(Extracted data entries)

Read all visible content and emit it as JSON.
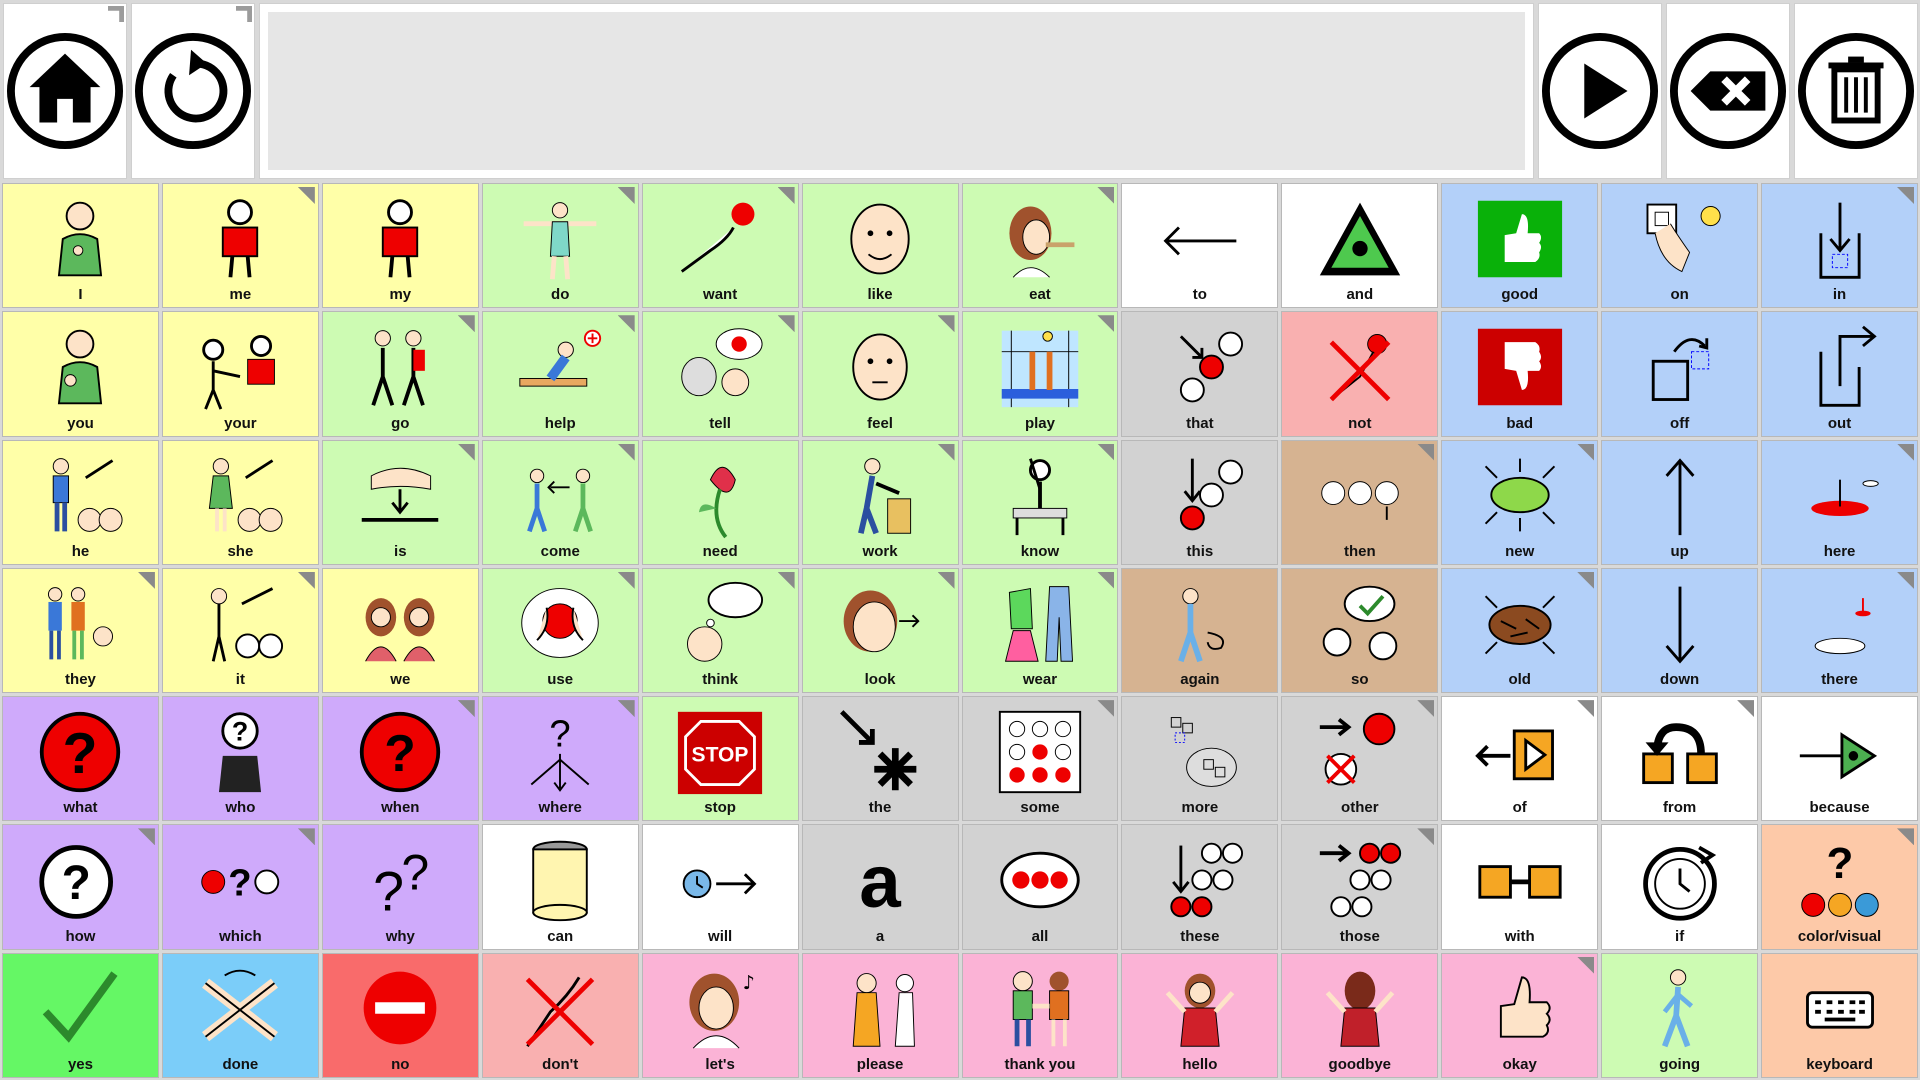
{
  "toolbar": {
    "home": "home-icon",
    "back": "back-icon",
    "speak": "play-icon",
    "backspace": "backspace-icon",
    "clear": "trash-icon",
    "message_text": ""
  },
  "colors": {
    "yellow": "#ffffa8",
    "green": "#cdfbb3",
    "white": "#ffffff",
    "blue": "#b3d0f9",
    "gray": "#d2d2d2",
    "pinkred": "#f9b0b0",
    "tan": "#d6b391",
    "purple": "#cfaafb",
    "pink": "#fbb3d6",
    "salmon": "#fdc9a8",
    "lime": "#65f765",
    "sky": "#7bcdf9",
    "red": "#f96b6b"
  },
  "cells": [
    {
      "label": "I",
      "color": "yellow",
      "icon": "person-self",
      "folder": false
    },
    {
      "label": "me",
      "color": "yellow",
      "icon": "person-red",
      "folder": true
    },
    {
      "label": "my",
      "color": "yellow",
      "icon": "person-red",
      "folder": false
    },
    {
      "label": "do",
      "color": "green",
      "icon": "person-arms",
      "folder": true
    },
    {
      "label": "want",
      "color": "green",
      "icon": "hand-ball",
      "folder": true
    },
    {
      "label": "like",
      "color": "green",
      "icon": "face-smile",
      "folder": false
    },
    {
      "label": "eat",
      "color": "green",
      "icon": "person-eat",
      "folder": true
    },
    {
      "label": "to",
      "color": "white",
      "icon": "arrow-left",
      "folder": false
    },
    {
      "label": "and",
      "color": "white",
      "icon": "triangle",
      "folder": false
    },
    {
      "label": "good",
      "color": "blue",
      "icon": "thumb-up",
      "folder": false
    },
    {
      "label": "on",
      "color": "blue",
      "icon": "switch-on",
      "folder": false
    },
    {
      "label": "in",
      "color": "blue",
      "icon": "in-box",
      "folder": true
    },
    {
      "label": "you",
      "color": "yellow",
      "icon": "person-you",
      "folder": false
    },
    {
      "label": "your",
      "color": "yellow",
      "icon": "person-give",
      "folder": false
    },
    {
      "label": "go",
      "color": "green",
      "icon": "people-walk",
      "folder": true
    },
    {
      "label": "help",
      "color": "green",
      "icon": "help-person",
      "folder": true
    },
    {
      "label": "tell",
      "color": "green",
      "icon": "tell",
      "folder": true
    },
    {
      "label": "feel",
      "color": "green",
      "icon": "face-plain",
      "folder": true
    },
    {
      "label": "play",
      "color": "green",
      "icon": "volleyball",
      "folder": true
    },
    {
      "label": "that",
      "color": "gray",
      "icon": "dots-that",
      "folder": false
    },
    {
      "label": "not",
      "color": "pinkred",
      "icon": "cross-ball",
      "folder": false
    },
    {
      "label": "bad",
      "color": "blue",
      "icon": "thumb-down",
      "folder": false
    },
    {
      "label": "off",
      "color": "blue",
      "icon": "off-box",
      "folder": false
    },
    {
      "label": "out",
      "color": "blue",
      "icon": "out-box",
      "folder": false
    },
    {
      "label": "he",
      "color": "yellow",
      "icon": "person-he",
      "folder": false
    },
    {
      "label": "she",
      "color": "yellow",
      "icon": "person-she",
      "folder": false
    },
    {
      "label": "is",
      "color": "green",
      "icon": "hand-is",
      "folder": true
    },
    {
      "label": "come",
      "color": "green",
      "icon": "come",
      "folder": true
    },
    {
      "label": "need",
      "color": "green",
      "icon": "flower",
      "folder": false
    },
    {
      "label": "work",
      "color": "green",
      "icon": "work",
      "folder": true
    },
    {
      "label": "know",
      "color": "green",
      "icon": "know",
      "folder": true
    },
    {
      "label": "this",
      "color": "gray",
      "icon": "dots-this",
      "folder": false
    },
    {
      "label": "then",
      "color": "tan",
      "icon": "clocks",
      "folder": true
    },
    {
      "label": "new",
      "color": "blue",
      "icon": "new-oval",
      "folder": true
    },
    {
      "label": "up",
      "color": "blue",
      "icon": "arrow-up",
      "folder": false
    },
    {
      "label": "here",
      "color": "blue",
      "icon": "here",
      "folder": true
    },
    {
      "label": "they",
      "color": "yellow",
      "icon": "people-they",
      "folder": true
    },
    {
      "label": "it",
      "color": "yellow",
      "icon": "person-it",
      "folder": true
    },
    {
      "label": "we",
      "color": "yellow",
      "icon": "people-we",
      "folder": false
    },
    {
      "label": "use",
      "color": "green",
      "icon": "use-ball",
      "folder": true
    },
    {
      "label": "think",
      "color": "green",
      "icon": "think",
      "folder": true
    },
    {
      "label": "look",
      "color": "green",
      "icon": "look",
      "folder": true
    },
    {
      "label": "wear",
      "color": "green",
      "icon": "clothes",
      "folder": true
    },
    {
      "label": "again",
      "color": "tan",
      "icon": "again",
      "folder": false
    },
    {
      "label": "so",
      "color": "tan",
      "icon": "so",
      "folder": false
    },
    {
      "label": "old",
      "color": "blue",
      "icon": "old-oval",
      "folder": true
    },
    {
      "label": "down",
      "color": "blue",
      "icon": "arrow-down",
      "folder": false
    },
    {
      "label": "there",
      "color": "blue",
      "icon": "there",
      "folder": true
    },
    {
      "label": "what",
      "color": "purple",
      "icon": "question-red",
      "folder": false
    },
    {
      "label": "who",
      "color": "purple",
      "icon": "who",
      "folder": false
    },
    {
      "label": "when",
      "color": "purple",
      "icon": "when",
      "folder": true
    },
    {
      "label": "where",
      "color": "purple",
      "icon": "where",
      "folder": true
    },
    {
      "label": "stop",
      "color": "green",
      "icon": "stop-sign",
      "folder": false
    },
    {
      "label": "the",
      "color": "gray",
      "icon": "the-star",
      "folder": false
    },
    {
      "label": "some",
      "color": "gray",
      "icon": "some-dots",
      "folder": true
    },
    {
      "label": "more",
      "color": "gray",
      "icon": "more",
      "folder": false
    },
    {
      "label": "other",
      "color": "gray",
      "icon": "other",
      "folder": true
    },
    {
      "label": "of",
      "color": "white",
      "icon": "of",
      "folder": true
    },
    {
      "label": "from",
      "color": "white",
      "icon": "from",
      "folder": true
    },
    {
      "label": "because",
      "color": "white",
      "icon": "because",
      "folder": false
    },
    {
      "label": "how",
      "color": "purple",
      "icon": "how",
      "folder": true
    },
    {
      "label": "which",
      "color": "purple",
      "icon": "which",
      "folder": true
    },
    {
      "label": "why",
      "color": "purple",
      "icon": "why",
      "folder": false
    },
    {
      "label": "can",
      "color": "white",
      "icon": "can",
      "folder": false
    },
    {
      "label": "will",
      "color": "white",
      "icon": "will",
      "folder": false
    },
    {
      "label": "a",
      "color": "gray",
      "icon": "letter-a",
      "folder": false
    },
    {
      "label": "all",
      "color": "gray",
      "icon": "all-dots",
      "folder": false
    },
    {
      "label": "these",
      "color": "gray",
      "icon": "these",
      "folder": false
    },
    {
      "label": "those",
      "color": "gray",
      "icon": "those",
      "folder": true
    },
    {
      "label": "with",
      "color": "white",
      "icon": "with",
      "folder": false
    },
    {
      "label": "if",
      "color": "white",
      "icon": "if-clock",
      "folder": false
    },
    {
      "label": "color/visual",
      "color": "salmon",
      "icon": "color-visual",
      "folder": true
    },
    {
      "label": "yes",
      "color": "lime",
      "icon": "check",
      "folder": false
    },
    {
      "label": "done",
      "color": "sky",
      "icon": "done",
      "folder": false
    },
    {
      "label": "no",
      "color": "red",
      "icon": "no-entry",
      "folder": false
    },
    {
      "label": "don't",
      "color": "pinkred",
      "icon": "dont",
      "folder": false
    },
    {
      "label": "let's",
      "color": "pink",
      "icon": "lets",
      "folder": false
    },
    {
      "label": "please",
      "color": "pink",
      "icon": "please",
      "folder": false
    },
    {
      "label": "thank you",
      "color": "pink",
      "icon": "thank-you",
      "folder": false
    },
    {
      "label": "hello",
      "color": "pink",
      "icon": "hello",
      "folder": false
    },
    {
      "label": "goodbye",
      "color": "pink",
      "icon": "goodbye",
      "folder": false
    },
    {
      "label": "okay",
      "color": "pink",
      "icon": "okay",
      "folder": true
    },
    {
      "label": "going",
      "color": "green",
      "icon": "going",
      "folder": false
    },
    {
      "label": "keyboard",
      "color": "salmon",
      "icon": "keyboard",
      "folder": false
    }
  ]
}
---
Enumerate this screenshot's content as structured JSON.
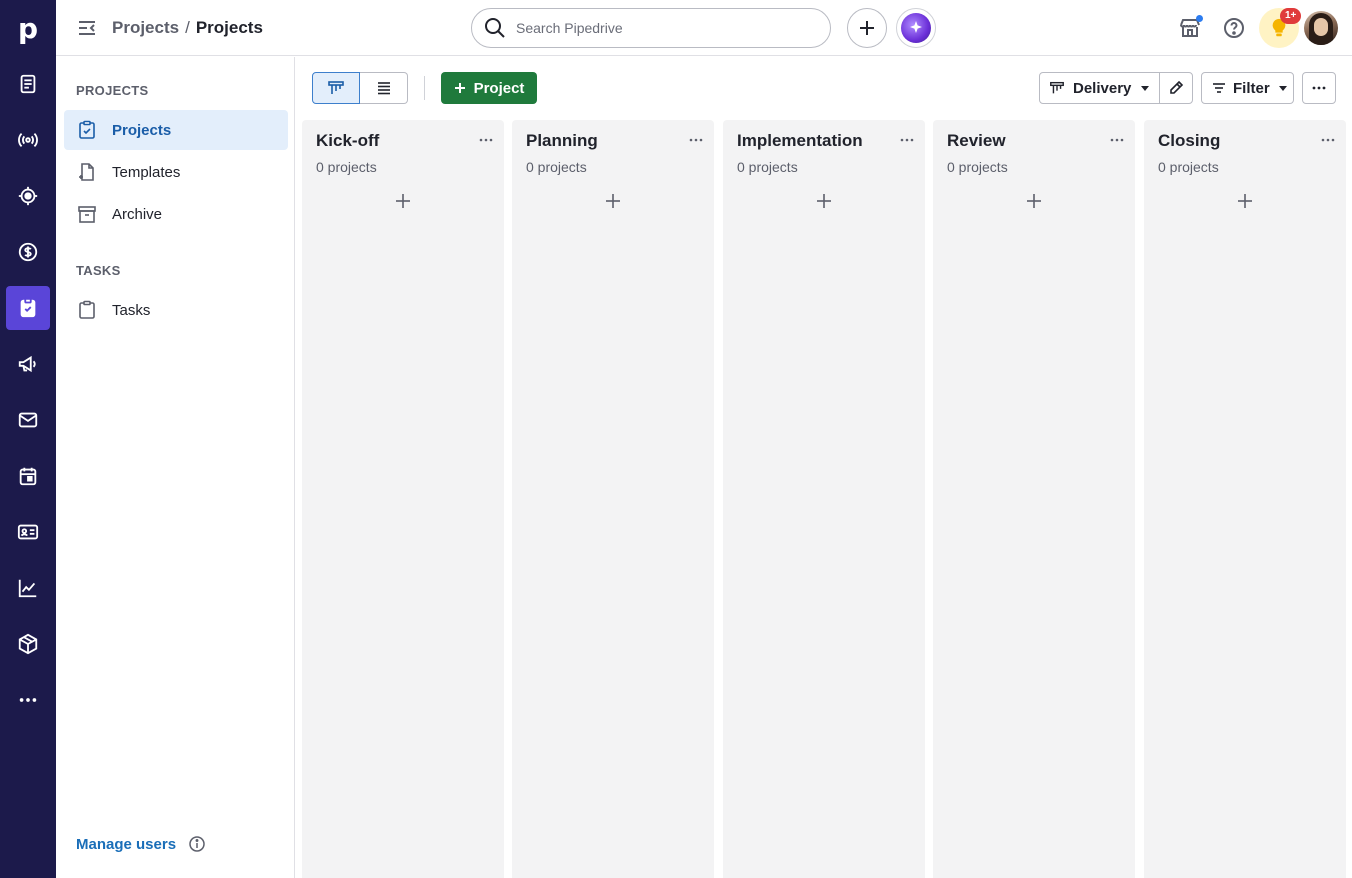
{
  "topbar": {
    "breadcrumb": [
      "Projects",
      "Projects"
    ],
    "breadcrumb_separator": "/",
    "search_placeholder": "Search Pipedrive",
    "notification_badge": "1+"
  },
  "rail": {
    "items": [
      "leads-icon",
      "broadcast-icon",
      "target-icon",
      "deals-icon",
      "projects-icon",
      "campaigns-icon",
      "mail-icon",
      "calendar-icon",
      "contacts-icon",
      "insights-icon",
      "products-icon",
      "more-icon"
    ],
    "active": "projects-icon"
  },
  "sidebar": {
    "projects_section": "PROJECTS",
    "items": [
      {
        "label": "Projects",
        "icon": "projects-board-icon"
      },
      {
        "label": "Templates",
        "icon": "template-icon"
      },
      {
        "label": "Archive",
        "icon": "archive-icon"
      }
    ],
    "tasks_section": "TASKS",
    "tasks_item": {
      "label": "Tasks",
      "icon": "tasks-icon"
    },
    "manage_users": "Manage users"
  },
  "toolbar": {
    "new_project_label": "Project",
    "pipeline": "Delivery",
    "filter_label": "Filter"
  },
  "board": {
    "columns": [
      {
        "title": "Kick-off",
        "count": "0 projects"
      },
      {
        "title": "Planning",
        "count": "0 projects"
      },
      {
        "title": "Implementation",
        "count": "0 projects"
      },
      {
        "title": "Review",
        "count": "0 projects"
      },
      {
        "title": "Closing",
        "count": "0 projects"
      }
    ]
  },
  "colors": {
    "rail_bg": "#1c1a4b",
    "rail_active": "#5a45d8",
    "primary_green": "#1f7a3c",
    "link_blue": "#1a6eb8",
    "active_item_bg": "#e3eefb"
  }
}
* * *
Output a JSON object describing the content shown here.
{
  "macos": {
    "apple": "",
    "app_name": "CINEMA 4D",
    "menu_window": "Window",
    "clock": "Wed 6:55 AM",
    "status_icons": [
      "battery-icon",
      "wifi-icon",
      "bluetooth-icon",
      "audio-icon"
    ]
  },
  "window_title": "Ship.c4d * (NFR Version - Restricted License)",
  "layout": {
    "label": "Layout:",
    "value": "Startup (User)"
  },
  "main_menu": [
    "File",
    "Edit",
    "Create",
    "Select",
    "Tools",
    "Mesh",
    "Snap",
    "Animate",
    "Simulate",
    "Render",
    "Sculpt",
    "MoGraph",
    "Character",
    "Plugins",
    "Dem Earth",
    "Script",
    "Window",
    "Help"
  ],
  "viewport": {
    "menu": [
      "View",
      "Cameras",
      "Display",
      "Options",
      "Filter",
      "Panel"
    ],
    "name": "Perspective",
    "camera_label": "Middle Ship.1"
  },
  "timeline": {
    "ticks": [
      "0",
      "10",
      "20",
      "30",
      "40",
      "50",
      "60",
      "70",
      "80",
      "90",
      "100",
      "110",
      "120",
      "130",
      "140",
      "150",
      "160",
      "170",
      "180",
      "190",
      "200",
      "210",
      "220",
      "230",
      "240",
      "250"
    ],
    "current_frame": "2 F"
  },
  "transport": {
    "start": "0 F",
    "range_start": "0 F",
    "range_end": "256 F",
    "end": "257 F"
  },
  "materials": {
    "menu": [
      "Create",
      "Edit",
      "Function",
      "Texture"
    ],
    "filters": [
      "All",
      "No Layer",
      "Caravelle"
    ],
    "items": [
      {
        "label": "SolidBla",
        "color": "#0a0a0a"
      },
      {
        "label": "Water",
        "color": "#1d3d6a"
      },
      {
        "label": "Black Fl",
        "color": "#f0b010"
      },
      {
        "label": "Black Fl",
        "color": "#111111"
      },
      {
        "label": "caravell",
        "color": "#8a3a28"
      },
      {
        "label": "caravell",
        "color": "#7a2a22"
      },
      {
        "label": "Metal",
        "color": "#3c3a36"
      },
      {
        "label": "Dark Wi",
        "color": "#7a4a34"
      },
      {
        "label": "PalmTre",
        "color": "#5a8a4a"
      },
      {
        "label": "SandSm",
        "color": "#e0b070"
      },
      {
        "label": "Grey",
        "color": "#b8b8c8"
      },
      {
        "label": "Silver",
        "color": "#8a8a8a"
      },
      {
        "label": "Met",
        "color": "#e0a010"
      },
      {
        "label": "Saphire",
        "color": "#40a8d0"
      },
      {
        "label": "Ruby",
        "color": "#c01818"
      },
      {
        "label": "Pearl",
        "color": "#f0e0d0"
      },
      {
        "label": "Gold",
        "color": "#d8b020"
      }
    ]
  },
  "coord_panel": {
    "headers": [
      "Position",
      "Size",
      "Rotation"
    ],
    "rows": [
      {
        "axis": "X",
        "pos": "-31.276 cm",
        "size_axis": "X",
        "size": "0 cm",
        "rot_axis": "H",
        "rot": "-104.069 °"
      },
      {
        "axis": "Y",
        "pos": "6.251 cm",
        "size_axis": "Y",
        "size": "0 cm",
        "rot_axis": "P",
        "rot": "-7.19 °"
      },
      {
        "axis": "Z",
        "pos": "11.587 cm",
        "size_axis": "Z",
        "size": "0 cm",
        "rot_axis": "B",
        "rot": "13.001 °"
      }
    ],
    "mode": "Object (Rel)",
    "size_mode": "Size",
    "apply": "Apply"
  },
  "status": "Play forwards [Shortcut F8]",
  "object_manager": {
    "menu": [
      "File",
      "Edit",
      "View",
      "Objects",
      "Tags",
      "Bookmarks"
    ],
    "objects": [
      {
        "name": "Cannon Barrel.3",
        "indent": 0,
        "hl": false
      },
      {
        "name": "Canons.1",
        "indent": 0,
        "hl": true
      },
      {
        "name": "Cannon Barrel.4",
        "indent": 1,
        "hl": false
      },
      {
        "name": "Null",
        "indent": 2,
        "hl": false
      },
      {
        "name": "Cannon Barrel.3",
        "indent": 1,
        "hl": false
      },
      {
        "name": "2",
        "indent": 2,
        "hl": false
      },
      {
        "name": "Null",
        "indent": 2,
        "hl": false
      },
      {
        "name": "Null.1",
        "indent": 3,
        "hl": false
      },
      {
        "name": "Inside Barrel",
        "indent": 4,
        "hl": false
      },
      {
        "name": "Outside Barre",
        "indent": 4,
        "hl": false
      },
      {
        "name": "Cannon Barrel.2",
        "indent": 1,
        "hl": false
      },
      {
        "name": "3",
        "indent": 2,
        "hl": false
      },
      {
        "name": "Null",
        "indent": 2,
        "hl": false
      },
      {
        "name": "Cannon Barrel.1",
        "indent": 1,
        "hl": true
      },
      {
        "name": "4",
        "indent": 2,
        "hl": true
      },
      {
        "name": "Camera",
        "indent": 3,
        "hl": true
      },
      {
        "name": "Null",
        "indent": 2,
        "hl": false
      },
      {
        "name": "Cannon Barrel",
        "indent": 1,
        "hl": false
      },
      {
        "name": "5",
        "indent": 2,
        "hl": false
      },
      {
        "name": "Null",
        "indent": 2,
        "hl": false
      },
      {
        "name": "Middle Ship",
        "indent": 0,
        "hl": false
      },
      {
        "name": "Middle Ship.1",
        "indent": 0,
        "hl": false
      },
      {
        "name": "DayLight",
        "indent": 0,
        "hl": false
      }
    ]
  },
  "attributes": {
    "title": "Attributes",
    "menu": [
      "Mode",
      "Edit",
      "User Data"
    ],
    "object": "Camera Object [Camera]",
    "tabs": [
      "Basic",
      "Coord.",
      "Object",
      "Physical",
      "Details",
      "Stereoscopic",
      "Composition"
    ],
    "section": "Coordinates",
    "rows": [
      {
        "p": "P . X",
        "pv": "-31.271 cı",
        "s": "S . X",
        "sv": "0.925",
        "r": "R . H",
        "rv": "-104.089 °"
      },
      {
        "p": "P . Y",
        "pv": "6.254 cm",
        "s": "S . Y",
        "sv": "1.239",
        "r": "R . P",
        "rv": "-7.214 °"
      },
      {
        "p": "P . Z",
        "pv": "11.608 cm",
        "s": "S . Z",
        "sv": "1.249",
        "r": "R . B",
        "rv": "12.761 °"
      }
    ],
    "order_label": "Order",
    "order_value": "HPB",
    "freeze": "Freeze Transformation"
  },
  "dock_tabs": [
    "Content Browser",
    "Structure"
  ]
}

PROBLEM: Go through the listing above and pull out each line containing the word "Ship".

SOLUTION FOR THIS EXERCISE:
  "window_title": "Ship.c4d * (NFR Version - Restricted License)",
    "camera_label": "Middle Ship.1"
        "name": "Middle Ship",
        "name": "Middle Ship.1",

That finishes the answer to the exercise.